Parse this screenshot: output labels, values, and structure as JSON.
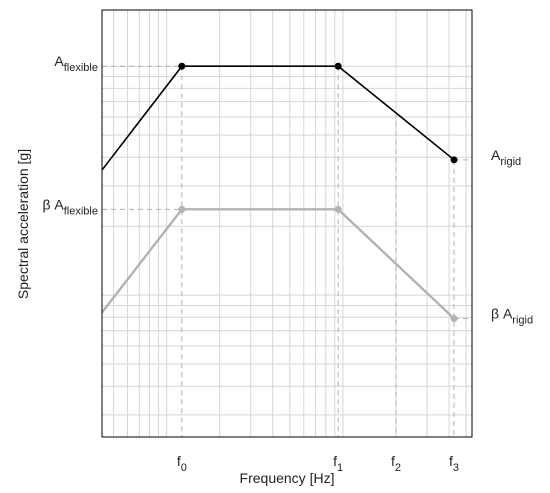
{
  "chart_data": {
    "type": "line",
    "xlabel": "Frequency [Hz]",
    "ylabel": "Spectral acceleration [g]",
    "xscale": "log",
    "yscale": "log",
    "grid": true,
    "xlim": [
      0.43,
      54
    ],
    "ylim": [
      0.024,
      1.76
    ],
    "y2lim": [
      0.024,
      1.76
    ],
    "xticks": [
      {
        "value": 1.22,
        "label": "f",
        "subscript": "0"
      },
      {
        "value": 9.4,
        "label": "f",
        "subscript": "1"
      },
      {
        "value": 20,
        "label": "f",
        "subscript": "2"
      },
      {
        "value": 42.7,
        "label": "f",
        "subscript": "3"
      }
    ],
    "yticks": [
      {
        "value": 1,
        "label": "A",
        "subscript": "flexible"
      },
      {
        "value": 0.237,
        "label": "β A",
        "subscript": "flexible"
      }
    ],
    "y2ticks": [
      {
        "value": 0.39,
        "label": "A",
        "subscript": "rigid"
      },
      {
        "value": 0.079,
        "label": "β A",
        "subscript": "rigid"
      }
    ],
    "series": [
      {
        "color": "#000000",
        "x": [
          0.43,
          1.22,
          9.4,
          42.7
        ],
        "values": [
          0.352,
          1,
          1,
          0.39
        ]
      },
      {
        "color": "#b3b3b3",
        "x": [
          0.43,
          1.22,
          9.4,
          42.7
        ],
        "values": [
          0.084,
          0.237,
          0.237,
          0.079
        ]
      }
    ]
  }
}
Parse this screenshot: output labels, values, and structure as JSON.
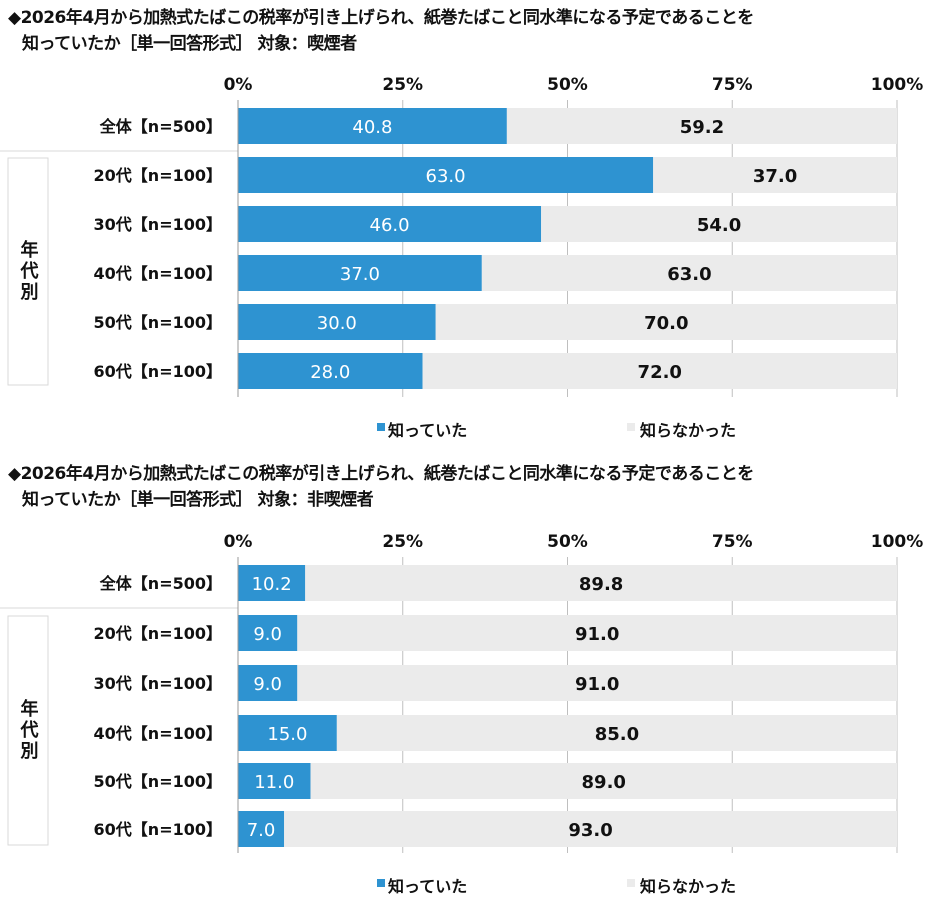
{
  "colors": {
    "known": "#2e93d1",
    "unknown": "#ebebeb",
    "axis": "#bfbfbf"
  },
  "chart_data": [
    {
      "type": "bar",
      "stacked": true,
      "orientation": "horizontal",
      "title_line1": "◆2026年4月から加熱式たばこの税率が引き上げられ、紙巻たばこと同水準になる予定であることを",
      "title_line2": "知っていたか［単一回答形式］ 対象：喫煙者",
      "xlim": [
        0,
        100
      ],
      "xticks": [
        "0%",
        "25%",
        "50%",
        "75%",
        "100%"
      ],
      "grid": true,
      "group_label": "年代別",
      "legend_position": "bottom",
      "categories": [
        "全体【n=500】",
        "20代【n=100】",
        "30代【n=100】",
        "40代【n=100】",
        "50代【n=100】",
        "60代【n=100】"
      ],
      "series": [
        {
          "name": "知っていた",
          "values": [
            "40.8",
            "63.0",
            "46.0",
            "37.0",
            "30.0",
            "28.0"
          ]
        },
        {
          "name": "知らなかった",
          "values": [
            "59.2",
            "37.0",
            "54.0",
            "63.0",
            "70.0",
            "72.0"
          ]
        }
      ]
    },
    {
      "type": "bar",
      "stacked": true,
      "orientation": "horizontal",
      "title_line1": "◆2026年4月から加熱式たばこの税率が引き上げられ、紙巻たばこと同水準になる予定であることを",
      "title_line2": "知っていたか［単一回答形式］ 対象：非喫煙者",
      "xlim": [
        0,
        100
      ],
      "xticks": [
        "0%",
        "25%",
        "50%",
        "75%",
        "100%"
      ],
      "grid": true,
      "group_label": "年代別",
      "legend_position": "bottom",
      "categories": [
        "全体【n=500】",
        "20代【n=100】",
        "30代【n=100】",
        "40代【n=100】",
        "50代【n=100】",
        "60代【n=100】"
      ],
      "series": [
        {
          "name": "知っていた",
          "values": [
            "10.2",
            "9.0",
            "9.0",
            "15.0",
            "11.0",
            "7.0"
          ]
        },
        {
          "name": "知らなかった",
          "values": [
            "89.8",
            "91.0",
            "91.0",
            "85.0",
            "89.0",
            "93.0"
          ]
        }
      ]
    }
  ]
}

→ **Direction**:
Return the entries unchanged, save for the pictures, which do not belong in the copy.

→ **Full response**:
Parse this screenshot: output labels, values, and structure as JSON.
{
  "chart_data": {
    "type": "line",
    "xlabel": "Frequency [Hz]",
    "ylabel": "Spectral acceleration [g]",
    "xscale": "log",
    "yscale": "log",
    "grid": true,
    "xlim": [
      0.43,
      54
    ],
    "ylim": [
      0.024,
      1.76
    ],
    "y2lim": [
      0.024,
      1.76
    ],
    "xticks": [
      {
        "value": 1.22,
        "label": "f",
        "subscript": "0"
      },
      {
        "value": 9.4,
        "label": "f",
        "subscript": "1"
      },
      {
        "value": 20,
        "label": "f",
        "subscript": "2"
      },
      {
        "value": 42.7,
        "label": "f",
        "subscript": "3"
      }
    ],
    "yticks": [
      {
        "value": 1,
        "label": "A",
        "subscript": "flexible"
      },
      {
        "value": 0.237,
        "label": "β A",
        "subscript": "flexible"
      }
    ],
    "y2ticks": [
      {
        "value": 0.39,
        "label": "A",
        "subscript": "rigid"
      },
      {
        "value": 0.079,
        "label": "β A",
        "subscript": "rigid"
      }
    ],
    "series": [
      {
        "color": "#000000",
        "x": [
          0.43,
          1.22,
          9.4,
          42.7
        ],
        "values": [
          0.352,
          1,
          1,
          0.39
        ]
      },
      {
        "color": "#b3b3b3",
        "x": [
          0.43,
          1.22,
          9.4,
          42.7
        ],
        "values": [
          0.084,
          0.237,
          0.237,
          0.079
        ]
      }
    ]
  }
}
Parse this screenshot: output labels, values, and structure as JSON.
{
  "colors": {
    "known": "#2e93d1",
    "unknown": "#ebebeb",
    "axis": "#bfbfbf"
  },
  "chart_data": [
    {
      "type": "bar",
      "stacked": true,
      "orientation": "horizontal",
      "title_line1": "◆2026年4月から加熱式たばこの税率が引き上げられ、紙巻たばこと同水準になる予定であることを",
      "title_line2": "知っていたか［単一回答形式］ 対象：喫煙者",
      "xlim": [
        0,
        100
      ],
      "xticks": [
        "0%",
        "25%",
        "50%",
        "75%",
        "100%"
      ],
      "grid": true,
      "group_label": "年代別",
      "legend_position": "bottom",
      "categories": [
        "全体【n=500】",
        "20代【n=100】",
        "30代【n=100】",
        "40代【n=100】",
        "50代【n=100】",
        "60代【n=100】"
      ],
      "series": [
        {
          "name": "知っていた",
          "values": [
            "40.8",
            "63.0",
            "46.0",
            "37.0",
            "30.0",
            "28.0"
          ]
        },
        {
          "name": "知らなかった",
          "values": [
            "59.2",
            "37.0",
            "54.0",
            "63.0",
            "70.0",
            "72.0"
          ]
        }
      ]
    },
    {
      "type": "bar",
      "stacked": true,
      "orientation": "horizontal",
      "title_line1": "◆2026年4月から加熱式たばこの税率が引き上げられ、紙巻たばこと同水準になる予定であることを",
      "title_line2": "知っていたか［単一回答形式］ 対象：非喫煙者",
      "xlim": [
        0,
        100
      ],
      "xticks": [
        "0%",
        "25%",
        "50%",
        "75%",
        "100%"
      ],
      "grid": true,
      "group_label": "年代別",
      "legend_position": "bottom",
      "categories": [
        "全体【n=500】",
        "20代【n=100】",
        "30代【n=100】",
        "40代【n=100】",
        "50代【n=100】",
        "60代【n=100】"
      ],
      "series": [
        {
          "name": "知っていた",
          "values": [
            "10.2",
            "9.0",
            "9.0",
            "15.0",
            "11.0",
            "7.0"
          ]
        },
        {
          "name": "知らなかった",
          "values": [
            "89.8",
            "91.0",
            "91.0",
            "85.0",
            "89.0",
            "93.0"
          ]
        }
      ]
    }
  ]
}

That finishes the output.